Given problem:
Provide only the number of lines in the records below that include "Gemiddeld".

Given information:
◆ ◆ ◆

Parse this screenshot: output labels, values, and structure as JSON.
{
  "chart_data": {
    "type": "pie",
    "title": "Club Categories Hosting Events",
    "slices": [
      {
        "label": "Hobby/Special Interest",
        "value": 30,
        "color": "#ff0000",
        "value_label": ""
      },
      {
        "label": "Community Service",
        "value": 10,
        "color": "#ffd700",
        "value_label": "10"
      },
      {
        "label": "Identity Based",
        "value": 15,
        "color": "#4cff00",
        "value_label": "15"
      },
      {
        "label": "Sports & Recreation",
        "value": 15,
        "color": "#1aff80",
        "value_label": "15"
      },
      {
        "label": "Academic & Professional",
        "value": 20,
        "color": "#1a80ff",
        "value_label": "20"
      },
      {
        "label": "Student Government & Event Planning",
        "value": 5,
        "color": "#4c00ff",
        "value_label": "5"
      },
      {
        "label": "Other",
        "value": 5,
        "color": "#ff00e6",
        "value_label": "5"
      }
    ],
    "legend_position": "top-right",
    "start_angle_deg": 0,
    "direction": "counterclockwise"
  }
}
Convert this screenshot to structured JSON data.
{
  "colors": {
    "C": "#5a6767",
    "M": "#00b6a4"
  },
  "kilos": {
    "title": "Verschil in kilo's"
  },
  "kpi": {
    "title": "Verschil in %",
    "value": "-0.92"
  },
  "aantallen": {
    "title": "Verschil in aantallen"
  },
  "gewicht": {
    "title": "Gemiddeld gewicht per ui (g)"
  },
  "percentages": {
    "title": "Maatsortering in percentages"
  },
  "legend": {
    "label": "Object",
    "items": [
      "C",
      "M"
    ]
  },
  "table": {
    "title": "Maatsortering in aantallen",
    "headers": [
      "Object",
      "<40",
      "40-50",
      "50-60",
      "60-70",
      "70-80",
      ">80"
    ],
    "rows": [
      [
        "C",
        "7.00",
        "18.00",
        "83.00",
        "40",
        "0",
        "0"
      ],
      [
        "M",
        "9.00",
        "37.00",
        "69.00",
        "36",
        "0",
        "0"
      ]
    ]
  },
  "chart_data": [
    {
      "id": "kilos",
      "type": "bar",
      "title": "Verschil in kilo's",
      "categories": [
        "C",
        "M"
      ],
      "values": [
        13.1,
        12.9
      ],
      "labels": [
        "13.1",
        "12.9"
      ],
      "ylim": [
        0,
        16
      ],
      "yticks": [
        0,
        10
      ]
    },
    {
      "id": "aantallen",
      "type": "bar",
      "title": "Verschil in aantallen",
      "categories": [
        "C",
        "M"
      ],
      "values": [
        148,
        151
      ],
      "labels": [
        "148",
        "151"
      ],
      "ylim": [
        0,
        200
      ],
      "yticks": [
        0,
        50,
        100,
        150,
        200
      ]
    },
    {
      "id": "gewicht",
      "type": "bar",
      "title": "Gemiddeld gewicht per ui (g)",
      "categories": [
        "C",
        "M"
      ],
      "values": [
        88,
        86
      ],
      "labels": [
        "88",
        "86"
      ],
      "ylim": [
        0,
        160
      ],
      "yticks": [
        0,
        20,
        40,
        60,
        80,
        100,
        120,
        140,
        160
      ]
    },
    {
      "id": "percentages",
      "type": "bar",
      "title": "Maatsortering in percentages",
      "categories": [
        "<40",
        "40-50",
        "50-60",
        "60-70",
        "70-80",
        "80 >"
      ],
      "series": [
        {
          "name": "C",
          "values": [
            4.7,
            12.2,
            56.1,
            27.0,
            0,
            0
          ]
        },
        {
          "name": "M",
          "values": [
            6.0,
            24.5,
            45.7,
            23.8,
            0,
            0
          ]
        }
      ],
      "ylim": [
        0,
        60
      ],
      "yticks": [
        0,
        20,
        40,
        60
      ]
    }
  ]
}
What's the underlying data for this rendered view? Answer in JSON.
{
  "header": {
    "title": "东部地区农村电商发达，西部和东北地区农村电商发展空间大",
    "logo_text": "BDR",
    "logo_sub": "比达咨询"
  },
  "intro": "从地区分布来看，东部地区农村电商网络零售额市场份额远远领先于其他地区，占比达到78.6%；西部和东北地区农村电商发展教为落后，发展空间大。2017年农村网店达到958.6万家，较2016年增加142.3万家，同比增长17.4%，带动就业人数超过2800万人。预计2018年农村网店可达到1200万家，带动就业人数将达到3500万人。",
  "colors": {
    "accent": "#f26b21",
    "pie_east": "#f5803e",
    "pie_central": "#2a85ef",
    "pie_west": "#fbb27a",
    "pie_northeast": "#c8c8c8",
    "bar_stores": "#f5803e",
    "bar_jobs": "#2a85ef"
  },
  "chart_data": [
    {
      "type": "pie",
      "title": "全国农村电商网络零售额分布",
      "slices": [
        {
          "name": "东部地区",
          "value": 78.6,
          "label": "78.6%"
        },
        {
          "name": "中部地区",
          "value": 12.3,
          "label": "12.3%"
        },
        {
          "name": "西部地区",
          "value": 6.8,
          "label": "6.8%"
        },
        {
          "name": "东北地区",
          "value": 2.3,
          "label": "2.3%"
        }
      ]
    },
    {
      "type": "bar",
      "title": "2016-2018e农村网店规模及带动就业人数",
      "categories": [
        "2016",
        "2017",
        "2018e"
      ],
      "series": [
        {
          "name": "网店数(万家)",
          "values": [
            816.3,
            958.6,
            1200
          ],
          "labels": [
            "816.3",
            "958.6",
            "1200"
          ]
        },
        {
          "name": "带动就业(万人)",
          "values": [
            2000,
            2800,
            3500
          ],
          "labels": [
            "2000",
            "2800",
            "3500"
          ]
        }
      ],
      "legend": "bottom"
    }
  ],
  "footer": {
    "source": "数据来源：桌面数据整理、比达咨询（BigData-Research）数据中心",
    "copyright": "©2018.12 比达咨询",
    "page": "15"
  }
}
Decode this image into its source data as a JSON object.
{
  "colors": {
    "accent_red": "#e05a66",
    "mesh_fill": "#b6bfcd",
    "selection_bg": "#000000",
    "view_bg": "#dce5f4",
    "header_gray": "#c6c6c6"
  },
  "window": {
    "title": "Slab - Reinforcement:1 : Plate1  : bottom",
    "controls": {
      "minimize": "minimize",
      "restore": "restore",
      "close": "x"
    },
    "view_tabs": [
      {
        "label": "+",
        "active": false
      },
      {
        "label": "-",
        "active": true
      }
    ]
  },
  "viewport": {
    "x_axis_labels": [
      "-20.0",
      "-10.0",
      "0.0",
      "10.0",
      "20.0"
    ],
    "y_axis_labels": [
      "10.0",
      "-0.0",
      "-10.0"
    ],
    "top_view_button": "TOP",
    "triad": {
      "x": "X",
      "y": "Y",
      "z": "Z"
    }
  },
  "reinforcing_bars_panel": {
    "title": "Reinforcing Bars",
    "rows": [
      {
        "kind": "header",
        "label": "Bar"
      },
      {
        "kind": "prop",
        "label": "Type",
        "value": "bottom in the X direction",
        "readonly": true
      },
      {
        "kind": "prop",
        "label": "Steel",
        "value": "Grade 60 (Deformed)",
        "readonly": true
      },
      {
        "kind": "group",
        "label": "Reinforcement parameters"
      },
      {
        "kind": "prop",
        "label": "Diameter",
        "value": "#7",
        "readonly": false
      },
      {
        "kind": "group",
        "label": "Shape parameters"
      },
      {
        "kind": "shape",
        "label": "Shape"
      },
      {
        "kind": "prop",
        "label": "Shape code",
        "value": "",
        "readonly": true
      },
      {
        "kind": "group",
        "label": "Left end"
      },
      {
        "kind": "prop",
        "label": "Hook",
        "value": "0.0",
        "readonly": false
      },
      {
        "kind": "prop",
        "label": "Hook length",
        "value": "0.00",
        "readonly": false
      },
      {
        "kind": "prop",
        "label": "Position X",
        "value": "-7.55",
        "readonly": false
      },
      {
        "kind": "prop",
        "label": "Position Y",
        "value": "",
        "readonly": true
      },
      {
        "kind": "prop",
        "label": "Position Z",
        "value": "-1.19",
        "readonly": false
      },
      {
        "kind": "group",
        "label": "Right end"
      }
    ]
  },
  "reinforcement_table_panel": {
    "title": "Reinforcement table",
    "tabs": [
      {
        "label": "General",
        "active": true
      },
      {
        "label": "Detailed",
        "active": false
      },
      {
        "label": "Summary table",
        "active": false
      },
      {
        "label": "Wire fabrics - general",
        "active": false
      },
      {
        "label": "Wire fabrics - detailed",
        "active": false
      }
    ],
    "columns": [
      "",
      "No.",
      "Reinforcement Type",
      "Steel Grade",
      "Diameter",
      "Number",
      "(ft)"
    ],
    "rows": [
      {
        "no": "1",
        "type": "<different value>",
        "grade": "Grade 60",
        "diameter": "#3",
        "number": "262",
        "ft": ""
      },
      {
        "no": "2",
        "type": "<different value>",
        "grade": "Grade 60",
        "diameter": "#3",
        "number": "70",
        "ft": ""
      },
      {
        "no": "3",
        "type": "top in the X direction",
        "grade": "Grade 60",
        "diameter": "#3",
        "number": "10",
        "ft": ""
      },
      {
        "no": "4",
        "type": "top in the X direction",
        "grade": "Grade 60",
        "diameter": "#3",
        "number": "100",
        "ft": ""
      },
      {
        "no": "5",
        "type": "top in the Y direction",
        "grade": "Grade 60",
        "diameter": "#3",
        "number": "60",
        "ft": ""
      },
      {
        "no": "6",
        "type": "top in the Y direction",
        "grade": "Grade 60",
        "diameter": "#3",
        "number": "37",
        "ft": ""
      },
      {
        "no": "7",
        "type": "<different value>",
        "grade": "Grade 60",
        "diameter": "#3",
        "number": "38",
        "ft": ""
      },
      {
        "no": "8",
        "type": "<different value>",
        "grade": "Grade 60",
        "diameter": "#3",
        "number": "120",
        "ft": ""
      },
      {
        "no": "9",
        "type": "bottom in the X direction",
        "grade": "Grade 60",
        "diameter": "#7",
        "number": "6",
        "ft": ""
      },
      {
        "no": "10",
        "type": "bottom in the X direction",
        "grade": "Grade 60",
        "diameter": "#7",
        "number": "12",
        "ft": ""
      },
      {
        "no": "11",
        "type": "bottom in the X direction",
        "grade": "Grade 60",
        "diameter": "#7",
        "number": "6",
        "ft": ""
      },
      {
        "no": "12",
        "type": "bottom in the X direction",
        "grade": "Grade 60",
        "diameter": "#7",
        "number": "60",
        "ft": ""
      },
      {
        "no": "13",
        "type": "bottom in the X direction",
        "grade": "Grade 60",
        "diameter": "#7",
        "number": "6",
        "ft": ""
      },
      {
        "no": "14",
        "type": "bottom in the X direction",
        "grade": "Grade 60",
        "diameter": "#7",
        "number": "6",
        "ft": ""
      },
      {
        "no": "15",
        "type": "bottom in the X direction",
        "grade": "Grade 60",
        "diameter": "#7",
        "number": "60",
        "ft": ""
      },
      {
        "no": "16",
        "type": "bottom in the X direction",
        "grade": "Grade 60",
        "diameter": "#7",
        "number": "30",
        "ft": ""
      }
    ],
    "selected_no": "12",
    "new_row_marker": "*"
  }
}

◆ ◆ ◆

Response for this exercise:
2